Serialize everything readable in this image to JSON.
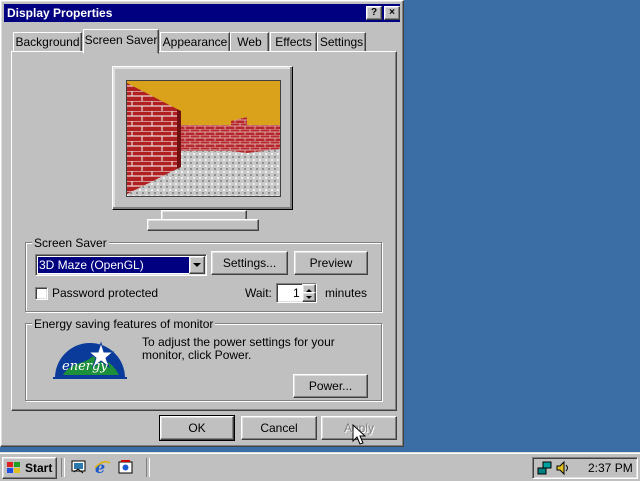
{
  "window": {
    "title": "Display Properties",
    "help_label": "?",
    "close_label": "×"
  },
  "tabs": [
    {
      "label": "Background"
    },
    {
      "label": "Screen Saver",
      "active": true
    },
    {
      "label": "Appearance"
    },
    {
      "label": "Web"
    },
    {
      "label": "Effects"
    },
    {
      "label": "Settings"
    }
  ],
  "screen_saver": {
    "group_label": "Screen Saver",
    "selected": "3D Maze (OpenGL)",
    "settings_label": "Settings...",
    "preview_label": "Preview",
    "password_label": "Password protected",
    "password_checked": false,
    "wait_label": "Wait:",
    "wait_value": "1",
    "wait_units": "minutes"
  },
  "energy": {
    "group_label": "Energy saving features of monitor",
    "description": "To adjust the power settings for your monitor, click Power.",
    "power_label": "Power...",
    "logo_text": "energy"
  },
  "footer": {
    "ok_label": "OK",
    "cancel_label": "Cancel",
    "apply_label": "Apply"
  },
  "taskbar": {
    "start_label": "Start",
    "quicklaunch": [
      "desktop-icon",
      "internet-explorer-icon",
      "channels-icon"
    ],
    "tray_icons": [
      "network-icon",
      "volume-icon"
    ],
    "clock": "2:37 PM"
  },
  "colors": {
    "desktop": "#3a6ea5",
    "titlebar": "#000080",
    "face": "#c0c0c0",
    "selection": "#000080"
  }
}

*****

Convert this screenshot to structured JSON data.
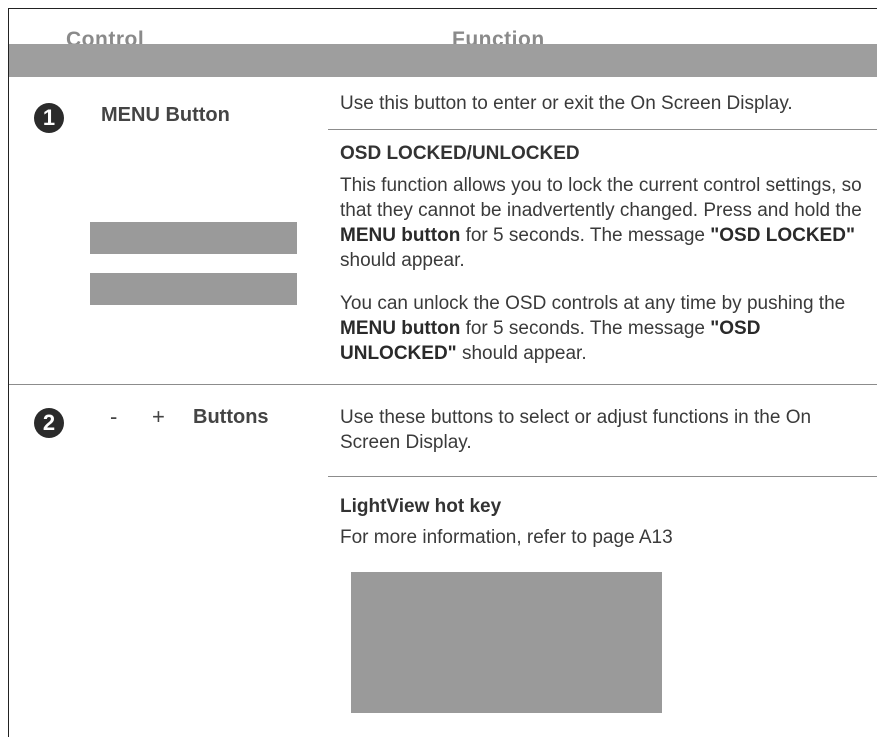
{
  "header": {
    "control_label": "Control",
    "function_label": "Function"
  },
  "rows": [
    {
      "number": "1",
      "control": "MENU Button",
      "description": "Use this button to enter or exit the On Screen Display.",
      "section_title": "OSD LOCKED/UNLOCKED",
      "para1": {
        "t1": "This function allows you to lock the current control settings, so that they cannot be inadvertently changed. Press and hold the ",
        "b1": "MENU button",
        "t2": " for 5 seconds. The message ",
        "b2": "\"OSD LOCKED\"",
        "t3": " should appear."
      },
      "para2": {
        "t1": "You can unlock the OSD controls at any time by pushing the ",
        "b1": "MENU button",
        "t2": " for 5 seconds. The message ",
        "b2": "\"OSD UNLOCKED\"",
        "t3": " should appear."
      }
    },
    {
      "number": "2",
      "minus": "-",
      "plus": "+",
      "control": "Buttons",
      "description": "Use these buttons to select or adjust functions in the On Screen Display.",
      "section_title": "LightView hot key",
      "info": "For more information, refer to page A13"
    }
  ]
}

*****

Filter lines by "Power" and return each hit.

    "description": "To adjust the power settings for your monitor, click Power.",
    "power_label": "Power...",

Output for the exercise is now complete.